**** Provided records

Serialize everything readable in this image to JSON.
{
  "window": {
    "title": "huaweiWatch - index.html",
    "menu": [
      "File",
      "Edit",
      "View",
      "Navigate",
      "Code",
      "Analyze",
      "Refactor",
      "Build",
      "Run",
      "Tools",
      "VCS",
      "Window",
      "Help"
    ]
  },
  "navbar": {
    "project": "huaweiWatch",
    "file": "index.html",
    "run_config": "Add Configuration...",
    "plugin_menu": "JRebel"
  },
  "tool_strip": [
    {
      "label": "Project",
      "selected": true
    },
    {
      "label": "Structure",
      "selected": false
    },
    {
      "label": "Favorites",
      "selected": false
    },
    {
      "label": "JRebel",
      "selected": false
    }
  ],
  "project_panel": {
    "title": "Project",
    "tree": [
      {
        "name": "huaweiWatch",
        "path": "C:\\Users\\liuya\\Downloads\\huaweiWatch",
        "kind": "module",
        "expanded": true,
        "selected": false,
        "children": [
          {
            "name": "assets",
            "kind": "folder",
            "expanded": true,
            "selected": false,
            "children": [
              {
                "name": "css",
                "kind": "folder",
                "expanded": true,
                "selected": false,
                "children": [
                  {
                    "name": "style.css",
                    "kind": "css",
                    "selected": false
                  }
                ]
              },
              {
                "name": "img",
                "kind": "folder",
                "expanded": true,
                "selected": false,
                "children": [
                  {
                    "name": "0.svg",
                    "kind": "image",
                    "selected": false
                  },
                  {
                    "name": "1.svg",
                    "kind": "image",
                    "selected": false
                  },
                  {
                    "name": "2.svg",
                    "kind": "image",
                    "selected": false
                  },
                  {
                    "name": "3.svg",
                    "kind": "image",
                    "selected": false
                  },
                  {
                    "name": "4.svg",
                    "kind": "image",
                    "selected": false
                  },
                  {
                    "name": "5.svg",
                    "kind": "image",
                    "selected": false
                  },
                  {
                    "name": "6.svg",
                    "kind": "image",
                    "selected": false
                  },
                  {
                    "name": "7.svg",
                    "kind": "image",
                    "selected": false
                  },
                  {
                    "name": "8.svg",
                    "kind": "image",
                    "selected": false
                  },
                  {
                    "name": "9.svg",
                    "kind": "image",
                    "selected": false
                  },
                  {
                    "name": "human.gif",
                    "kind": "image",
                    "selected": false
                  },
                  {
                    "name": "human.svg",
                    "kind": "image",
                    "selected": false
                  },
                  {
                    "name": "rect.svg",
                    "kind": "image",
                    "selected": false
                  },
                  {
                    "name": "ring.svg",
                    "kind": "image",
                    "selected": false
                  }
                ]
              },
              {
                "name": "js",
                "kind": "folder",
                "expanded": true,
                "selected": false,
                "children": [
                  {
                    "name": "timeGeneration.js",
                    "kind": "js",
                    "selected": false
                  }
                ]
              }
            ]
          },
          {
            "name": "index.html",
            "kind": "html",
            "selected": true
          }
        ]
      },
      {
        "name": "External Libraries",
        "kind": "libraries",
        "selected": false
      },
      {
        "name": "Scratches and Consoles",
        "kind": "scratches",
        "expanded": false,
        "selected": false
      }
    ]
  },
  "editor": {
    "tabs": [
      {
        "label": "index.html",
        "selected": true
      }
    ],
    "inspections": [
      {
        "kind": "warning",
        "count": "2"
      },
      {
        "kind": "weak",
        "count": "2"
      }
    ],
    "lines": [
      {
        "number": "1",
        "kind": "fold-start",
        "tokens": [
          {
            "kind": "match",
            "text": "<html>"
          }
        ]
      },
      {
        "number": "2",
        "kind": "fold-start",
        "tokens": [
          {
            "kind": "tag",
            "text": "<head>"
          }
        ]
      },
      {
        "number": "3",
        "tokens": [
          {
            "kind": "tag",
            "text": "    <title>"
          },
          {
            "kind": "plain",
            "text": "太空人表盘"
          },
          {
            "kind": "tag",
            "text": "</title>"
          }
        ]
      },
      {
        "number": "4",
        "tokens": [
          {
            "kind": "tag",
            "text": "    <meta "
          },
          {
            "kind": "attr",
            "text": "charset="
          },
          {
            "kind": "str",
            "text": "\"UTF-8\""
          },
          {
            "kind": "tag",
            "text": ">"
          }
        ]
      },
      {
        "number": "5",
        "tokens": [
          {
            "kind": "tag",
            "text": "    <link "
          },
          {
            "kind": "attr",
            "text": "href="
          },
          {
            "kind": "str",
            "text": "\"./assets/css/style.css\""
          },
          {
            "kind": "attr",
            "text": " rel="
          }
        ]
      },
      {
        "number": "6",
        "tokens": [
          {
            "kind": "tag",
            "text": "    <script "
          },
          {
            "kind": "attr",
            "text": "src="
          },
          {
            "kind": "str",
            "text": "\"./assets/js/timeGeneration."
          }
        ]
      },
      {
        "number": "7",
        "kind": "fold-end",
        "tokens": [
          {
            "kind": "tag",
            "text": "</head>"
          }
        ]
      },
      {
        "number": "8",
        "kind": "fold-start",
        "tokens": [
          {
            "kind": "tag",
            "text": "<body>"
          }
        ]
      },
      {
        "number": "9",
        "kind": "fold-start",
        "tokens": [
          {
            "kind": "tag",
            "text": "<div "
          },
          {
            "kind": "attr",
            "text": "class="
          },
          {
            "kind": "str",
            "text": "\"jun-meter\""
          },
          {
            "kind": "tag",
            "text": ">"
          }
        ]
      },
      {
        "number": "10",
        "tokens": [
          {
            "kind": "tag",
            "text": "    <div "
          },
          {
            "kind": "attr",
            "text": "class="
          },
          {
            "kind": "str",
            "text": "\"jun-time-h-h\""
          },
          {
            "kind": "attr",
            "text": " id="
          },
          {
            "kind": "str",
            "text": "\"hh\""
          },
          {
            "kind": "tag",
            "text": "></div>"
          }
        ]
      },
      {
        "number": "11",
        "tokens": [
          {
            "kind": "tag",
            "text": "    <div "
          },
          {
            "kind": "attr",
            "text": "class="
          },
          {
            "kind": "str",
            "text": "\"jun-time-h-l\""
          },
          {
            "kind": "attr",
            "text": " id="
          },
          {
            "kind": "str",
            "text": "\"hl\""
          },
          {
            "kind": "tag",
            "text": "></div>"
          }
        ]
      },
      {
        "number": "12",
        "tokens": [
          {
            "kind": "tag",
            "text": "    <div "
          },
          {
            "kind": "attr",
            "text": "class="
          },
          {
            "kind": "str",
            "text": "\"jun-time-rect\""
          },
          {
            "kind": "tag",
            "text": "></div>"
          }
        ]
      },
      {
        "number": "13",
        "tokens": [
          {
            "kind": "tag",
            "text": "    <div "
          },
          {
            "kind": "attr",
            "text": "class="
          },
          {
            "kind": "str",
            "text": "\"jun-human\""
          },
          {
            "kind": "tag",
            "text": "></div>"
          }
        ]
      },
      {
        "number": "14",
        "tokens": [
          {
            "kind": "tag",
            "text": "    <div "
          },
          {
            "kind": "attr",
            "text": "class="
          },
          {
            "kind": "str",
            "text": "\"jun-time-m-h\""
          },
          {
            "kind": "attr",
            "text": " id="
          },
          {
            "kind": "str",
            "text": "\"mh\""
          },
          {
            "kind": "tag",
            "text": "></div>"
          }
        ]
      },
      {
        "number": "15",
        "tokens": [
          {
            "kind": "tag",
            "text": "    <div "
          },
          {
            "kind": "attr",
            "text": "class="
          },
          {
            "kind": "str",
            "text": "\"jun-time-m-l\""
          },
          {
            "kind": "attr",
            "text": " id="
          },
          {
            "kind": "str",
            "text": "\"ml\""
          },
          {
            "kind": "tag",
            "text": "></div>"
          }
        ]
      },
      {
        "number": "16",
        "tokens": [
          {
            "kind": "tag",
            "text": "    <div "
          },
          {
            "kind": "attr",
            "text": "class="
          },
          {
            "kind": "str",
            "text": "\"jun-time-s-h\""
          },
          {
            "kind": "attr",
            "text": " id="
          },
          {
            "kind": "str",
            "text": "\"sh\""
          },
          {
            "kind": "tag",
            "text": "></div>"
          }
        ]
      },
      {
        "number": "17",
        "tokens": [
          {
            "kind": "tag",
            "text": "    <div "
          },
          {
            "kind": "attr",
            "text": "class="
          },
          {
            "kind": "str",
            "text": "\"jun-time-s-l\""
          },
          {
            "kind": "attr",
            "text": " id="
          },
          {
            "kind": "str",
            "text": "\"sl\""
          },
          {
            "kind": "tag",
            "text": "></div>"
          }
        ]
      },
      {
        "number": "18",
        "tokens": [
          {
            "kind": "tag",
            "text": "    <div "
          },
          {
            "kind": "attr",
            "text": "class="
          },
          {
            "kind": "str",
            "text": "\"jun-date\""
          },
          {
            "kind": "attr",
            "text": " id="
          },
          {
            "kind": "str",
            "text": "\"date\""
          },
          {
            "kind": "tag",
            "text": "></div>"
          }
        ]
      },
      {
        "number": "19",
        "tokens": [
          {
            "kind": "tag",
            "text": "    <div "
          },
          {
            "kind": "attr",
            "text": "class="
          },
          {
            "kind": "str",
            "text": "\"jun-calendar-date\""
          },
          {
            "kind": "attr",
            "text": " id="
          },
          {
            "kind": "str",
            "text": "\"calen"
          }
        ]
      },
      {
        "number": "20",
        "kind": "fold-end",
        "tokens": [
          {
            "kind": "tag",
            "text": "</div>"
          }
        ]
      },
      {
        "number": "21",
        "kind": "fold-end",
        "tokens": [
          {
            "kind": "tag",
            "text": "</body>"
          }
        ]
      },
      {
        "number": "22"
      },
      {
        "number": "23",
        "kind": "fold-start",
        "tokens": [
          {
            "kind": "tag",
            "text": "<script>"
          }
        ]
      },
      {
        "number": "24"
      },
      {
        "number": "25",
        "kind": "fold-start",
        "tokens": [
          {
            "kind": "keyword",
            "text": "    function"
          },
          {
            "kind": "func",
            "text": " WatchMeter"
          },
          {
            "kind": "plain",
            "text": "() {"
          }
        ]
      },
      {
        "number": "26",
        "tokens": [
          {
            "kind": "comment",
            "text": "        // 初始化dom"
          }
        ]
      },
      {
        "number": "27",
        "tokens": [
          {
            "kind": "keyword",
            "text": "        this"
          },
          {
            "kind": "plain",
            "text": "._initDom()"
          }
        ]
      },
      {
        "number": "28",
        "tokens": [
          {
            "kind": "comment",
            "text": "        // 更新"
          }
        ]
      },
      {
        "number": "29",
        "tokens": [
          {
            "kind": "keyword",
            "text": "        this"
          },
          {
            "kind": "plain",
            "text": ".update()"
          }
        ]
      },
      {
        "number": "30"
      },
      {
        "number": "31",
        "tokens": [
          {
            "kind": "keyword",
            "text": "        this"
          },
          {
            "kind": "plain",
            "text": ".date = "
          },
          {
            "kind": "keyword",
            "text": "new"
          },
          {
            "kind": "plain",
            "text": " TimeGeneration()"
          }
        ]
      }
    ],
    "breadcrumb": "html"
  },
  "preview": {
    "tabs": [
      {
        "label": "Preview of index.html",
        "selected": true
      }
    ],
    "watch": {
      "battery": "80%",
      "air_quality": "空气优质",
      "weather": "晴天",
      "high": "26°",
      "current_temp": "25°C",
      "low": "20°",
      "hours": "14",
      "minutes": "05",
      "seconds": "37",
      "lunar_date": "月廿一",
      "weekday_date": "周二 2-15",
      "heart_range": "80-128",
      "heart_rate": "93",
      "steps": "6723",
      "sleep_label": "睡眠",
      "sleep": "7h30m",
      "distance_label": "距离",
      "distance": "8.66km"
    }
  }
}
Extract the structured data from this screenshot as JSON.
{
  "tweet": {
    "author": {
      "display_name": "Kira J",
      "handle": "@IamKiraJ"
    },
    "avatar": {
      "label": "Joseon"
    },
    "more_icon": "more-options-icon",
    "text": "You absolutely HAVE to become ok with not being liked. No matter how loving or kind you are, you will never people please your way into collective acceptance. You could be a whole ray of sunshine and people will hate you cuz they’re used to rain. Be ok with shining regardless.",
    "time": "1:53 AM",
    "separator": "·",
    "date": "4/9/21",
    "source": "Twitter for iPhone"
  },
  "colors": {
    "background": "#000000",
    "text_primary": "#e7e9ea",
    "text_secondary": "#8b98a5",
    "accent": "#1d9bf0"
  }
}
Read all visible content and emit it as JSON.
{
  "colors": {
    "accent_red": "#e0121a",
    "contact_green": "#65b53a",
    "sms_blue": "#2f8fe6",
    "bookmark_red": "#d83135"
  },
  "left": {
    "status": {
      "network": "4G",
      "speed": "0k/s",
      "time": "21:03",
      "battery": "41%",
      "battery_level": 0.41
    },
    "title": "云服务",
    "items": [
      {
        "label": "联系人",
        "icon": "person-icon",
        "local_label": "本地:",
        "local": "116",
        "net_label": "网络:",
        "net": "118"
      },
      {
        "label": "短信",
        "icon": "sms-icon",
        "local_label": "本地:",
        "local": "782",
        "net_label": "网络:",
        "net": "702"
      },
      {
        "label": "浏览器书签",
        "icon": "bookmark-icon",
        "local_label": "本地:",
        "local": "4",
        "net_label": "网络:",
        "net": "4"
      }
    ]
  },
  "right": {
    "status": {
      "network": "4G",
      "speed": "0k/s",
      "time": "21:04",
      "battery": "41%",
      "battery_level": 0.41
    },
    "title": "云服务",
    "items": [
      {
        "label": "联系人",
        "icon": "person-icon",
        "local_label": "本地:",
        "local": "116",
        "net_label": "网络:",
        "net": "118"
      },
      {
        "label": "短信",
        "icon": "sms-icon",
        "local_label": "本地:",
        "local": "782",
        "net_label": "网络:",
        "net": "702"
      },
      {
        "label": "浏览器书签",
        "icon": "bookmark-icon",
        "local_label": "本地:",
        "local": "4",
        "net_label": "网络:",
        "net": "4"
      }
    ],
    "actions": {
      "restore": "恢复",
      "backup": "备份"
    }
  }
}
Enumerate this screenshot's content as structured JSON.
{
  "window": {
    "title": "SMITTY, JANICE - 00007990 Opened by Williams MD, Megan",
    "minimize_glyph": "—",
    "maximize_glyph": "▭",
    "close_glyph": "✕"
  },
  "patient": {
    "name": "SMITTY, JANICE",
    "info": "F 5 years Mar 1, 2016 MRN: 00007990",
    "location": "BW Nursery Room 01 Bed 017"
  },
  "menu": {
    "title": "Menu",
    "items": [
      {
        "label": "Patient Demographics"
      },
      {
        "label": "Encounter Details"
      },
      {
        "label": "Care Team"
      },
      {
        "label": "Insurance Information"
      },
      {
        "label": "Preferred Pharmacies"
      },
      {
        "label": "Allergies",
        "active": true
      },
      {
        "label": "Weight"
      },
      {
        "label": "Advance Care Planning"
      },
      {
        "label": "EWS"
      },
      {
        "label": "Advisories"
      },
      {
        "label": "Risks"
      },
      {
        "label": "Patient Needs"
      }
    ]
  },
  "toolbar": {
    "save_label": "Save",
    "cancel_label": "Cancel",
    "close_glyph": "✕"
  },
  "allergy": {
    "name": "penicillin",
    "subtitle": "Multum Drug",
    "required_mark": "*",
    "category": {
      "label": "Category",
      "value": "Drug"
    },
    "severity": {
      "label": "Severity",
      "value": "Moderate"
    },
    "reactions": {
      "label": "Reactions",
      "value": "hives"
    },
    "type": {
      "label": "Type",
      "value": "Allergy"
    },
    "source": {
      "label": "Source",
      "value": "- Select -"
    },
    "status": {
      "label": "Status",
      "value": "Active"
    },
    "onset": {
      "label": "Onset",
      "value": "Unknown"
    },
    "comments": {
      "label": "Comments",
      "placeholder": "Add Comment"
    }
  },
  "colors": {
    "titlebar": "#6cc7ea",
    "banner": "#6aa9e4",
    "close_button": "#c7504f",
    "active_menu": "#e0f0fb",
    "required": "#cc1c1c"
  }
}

********

■ What the task asks
Copy all lines from the entries that contain the word "JANICE".

■ Answer to the task
    "title": "SMITTY, JANICE - 00007990 Opened by Williams MD, Megan",
    "name": "SMITTY, JANICE",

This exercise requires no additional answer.